▶ **Page extract**
## begin

Help with the usenet-web.rc file

The usenet-web.rc file is the single most important file for a person wanting to maintain a Usenet-Web 1.0 archive. It contains almost all of the configuration options you need to make an archive not only work, but to put your own personal stamp on it.

The usenet-web.rc file has two major sections - the global options that define the default behavior of the software, and the group specific options that allow you to tweek an individual group.

The Global Options

COMPRESS
COMPRESS specifies the full path to the compression program used by Usenet-Web. At present, only 'gzip' is supported - and required. Usenet-Web does not have any direct options for turning compression off at this time. If you are determined to run without compression, you will have to fool the program by writing a shell script that renames files to the .gz extension ('mv $1 $1.gz' will do it), and set COMPRESS to point to it.
UNCOMPRESS
UNCOMPRESS points to the uncompression program to be used. Usenet-Web is designed to use one of the following: 'zcat', 'gunzip -c' or 'gzip -d -c'.

If you are operating without file compression by fooling the program, 'cat' will work.

URLPATH

URLPATH gives the URL that the fetch program is using. For example, if you install fetch to the master cgi-bin directory on your system, then URLPATH should be set to '/cgi-bin/fetch'. You can rename the program anything you like and it will still work - you just have to make sure that URLPATH points to it.

This also provides a mechanism for passing extra CGI variables, such as those used by 'cgiwrap'. Just add the extra variables to the URLPATH as if you were passing them from a browser. So if you wanted to add 'user=snowhare&script=fetch' it would read: URLPATH=/cgi-bin/fetch?user=snowhare&script=fetch

What could be easier?

ICONPATH
ICONPATH gives the URL of the directory you have placed the icons used by Usenet-Web: search.gif, results.gif, day.gif, month.gif, year.gif, next.gif and previous.gif. The must be placed in a single directory, and must be named as listed. So if you put them in a directory with URL '/icons/', that would be what you used.
SYSTEMIDENT
This is where you get the first of the customization options: The ability to add a banner with anything you want in it. SYSTEMIDENT points to the file system path of a text file containing any text you want included at the bottom of every page presented by Usenet-Web. This text is presented as HTML - so you can use it for anything you can use HTML for. An example file, 'system-ident' has been included in this package.
ACTIVE_FILE
ACTIVE_FILE points to the news system file that tells what messages and newsgroups your system has available. Usenet-Web uses this information to speed up the archiving process by only looking at new messages.

This file can frequently be found in one of these places: /usr/lib/news/active, /usr/spool/news/active, or /usr/local/lib/inn/active

If you cannot find it on your system - try asking your system adminstrator. They will certainly know where it is.

NEWS_SPOOL
This is the directory where all news articles are normally stored by the news system. The most frequent place for this is '/usr/spool/news/'.

## end

(Rows taken from a layout dataset)
## begin

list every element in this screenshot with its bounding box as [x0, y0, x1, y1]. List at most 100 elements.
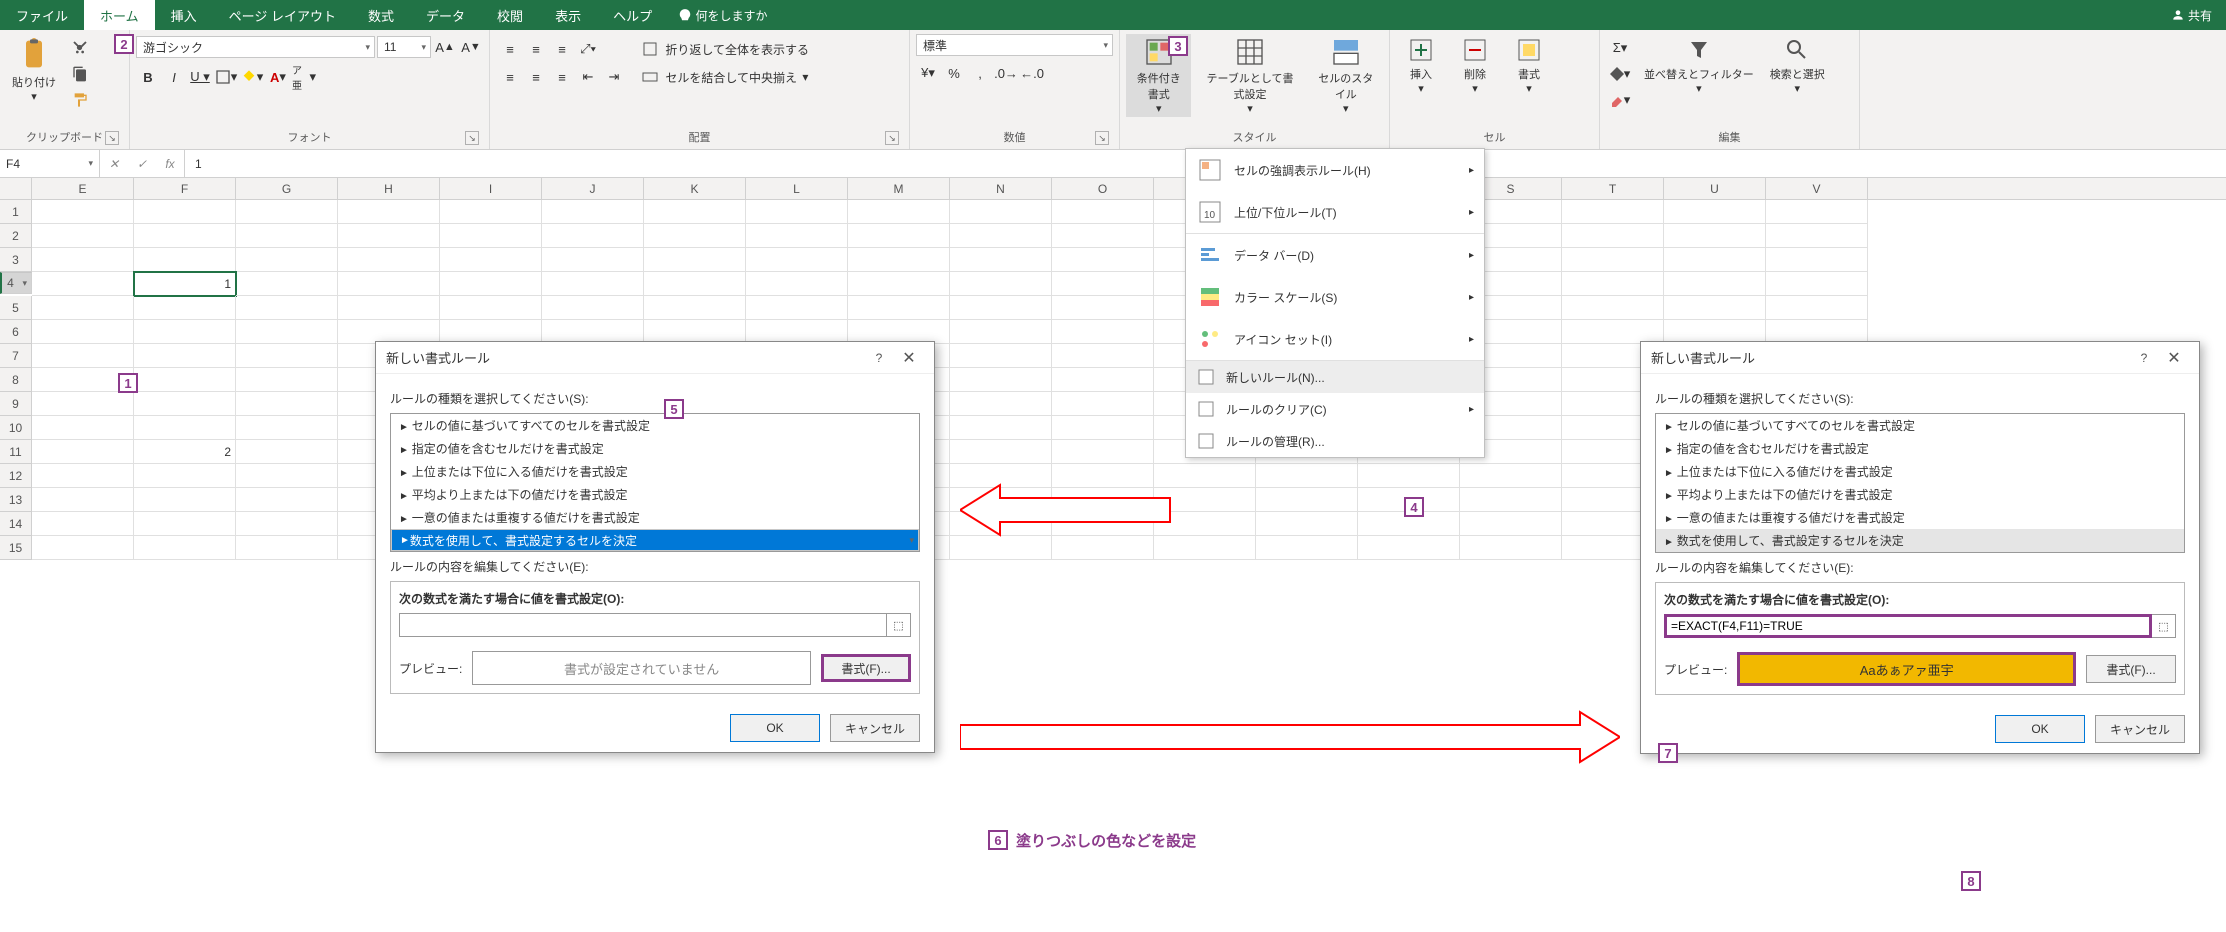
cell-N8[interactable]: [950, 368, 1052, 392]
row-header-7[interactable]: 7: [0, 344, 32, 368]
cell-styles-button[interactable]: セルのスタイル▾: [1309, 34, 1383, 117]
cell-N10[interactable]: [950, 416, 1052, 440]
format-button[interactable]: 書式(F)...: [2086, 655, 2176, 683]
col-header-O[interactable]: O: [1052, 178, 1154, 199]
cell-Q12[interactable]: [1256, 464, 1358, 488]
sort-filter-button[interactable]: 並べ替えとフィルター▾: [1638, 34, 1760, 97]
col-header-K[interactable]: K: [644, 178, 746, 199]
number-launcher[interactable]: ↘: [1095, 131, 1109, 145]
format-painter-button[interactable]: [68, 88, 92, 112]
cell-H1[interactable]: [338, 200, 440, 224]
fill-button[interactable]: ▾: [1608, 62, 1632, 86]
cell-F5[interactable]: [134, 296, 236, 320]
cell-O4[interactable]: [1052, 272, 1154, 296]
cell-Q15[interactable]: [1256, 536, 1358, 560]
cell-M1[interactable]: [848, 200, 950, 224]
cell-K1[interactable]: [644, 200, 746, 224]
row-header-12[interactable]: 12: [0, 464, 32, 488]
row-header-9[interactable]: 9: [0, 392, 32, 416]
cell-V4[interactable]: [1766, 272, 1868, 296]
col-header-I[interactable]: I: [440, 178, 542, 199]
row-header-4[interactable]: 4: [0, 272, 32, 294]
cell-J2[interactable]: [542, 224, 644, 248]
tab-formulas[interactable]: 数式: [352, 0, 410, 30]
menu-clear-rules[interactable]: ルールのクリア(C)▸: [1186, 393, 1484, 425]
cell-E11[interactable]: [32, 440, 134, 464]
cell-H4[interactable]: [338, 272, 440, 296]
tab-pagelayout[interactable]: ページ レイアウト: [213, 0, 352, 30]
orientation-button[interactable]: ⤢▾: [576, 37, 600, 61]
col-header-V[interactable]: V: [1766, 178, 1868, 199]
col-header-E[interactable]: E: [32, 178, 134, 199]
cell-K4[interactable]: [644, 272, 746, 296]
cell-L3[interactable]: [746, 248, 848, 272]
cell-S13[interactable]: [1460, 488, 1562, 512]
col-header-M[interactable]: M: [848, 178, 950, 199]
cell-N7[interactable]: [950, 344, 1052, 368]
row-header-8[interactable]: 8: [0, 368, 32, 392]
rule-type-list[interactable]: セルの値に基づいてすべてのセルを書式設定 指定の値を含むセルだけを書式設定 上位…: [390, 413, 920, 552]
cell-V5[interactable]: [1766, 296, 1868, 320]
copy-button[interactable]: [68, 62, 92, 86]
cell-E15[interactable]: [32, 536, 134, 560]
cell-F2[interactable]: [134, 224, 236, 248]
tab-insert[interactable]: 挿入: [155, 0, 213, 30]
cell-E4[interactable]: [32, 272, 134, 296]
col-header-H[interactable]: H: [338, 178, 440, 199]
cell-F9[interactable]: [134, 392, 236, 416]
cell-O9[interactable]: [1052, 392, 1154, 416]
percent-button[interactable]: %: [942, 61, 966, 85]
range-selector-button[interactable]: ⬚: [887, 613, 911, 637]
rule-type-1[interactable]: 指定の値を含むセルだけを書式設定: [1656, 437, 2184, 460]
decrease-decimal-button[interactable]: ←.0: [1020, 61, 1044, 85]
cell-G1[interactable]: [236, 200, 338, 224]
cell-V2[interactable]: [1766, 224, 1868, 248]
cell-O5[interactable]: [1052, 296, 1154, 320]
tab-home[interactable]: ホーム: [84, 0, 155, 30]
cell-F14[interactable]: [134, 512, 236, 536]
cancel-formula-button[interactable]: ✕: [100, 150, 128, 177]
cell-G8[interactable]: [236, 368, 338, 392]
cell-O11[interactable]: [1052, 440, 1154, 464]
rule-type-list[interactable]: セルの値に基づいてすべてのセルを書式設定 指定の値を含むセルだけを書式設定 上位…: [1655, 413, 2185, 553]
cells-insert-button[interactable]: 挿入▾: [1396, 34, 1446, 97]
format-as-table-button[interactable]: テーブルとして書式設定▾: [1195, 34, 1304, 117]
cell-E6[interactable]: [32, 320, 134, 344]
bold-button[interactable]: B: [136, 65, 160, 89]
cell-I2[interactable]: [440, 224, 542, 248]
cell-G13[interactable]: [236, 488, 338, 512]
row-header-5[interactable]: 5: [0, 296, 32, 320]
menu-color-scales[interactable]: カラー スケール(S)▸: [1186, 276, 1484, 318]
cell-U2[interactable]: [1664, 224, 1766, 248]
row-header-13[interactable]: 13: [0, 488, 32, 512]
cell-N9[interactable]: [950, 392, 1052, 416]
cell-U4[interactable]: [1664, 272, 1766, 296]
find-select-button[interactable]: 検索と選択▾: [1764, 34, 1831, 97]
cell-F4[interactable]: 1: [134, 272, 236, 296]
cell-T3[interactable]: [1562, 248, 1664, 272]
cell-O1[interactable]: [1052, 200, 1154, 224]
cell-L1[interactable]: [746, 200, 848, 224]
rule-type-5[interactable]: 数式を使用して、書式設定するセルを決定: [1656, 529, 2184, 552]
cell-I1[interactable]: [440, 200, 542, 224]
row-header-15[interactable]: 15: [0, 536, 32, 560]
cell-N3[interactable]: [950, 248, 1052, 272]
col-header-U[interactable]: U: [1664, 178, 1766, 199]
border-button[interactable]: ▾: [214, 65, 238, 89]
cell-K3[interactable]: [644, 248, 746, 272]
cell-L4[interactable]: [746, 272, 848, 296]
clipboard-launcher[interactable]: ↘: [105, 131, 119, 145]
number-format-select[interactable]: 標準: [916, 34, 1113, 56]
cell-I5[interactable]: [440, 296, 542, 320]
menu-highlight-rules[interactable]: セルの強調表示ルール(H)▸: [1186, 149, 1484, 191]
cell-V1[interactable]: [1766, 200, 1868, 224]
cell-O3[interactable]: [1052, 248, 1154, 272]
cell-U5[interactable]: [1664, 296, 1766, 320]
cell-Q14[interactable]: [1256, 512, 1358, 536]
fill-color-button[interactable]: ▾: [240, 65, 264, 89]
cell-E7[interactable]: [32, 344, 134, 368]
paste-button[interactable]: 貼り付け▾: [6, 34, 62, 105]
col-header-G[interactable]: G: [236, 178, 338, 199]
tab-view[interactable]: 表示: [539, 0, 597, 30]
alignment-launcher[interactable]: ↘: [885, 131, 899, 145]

## end

▶ **Directions**
A: According to the usenet-web.rc help page, which compression program does Usenet-Web currently support?
B: In the records, edit the part that opens with the line containing "cell-N8[interactable]: [950, 368, 1052, 392]" and closes with the line containing "cell-Q12[interactable]: [1256, 464, 1358, 488]" so that "format-button" becomes "format-dialog-button", leaving everything else unchanged.

▶ **Expected responses**
A: Only gzip, which is also required.

B:
cell-N8[interactable]: [950, 368, 1052, 392]
row-header-7[interactable]: 7: [0, 344, 32, 368]
cell-styles-button[interactable]: セルのスタイル▾: [1309, 34, 1383, 117]
cell-N10[interactable]: [950, 416, 1052, 440]
format-dialog-button[interactable]: 書式(F)...: [2086, 655, 2176, 683]
col-header-O[interactable]: O: [1052, 178, 1154, 199]
cell-Q12[interactable]: [1256, 464, 1358, 488]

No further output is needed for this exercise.